→ Provided text:
---------------

On 22 Aug 2017, at 16:22, Roman Mamedov rm@romanrm.net wrote:
Hello,
Today I found that it is possible to force OpenSSL enable the use of CPU AES acceleration even if it doesn't detect the "aes" CPU flag.
This would be a great addition to tor/doc/TUNING.
Does someone want to summarise it and submit a patch to: https://trac.torproject.org
(I'd open a ticket, but trac is having temporary performance issues.)
Here's the existing TUNING file:
https://gitweb.torproject.org/tor.git/tree/doc/TUNING
Many VPS hosts configure their hypervisors in a way that does not have the flag passed through into VPSes, even though all their host nodes surely have CPUs with support for AES-NI. In my experience hosts have not been forthcoming in reconfiguring their systems to include that flag passthrough.

---------------

→ Entries supplied:

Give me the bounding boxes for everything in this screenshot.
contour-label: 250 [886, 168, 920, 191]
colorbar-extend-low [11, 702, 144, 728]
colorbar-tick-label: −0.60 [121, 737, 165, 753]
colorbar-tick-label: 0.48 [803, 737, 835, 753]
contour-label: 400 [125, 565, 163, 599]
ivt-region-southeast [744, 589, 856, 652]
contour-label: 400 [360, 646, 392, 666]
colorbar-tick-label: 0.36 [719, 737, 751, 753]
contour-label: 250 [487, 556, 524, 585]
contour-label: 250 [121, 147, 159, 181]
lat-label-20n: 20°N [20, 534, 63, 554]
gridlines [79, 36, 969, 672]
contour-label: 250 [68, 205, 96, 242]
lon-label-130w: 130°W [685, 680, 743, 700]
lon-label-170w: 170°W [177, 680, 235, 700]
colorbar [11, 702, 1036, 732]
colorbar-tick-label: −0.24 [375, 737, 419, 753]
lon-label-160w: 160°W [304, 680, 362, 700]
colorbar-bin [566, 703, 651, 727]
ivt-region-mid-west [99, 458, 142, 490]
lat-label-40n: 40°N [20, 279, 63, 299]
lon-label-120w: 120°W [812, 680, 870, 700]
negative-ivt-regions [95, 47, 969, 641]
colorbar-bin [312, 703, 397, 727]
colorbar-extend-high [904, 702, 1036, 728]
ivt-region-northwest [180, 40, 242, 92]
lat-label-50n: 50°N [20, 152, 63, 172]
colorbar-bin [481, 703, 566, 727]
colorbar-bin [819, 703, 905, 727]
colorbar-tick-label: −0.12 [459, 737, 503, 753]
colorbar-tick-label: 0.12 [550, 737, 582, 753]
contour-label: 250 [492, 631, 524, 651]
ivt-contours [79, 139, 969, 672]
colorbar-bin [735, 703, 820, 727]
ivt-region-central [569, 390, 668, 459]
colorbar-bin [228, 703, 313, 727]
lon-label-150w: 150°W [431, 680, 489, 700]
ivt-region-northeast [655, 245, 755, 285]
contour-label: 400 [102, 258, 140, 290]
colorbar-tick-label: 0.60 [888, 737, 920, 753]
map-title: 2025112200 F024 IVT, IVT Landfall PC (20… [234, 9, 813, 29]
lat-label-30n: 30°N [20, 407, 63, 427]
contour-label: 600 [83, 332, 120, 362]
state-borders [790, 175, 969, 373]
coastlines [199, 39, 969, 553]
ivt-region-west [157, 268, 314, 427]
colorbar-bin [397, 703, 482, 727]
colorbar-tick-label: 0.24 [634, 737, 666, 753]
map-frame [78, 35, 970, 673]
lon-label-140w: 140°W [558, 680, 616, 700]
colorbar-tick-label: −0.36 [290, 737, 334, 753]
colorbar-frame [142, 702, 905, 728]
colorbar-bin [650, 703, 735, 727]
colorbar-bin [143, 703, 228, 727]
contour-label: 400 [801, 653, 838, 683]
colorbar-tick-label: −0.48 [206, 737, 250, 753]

---------------

→ Exercises to complete:
1. List every web or email address that appears in the message about AES acceleration.
2. From the message about AES acceleration, reproduce the passage from "This would be" up to and including "that flag passthrough.".
3. In the message about AES acceleration, which file is named as the place this would be a great addition to?

→ Task results:
1.
rm@romanrm.net
https://trac.torproject.org
https://gitweb.torproject.org/tor.git/tree/doc/TUNING

2.
This would be a great addition to tor/doc/TUNING.
Does someone want to summarise it and submit a patch to: https://trac.torproject.org
(I'd open a ticket, but trac is having temporary performance issues.)
Here's the existing TUNING file:
https://gitweb.torproject.org/tor.git/tree/doc/TUNING
Many VPS hosts configure their hypervisors in a way that does not have the flag passed through into VPSes, even though all their host nodes surely have CPUs with support for AES-NI. In my experience hosts have not been forthcoming in reconfiguring their systems to include that flag passthrough.

3. tor/doc/TUNING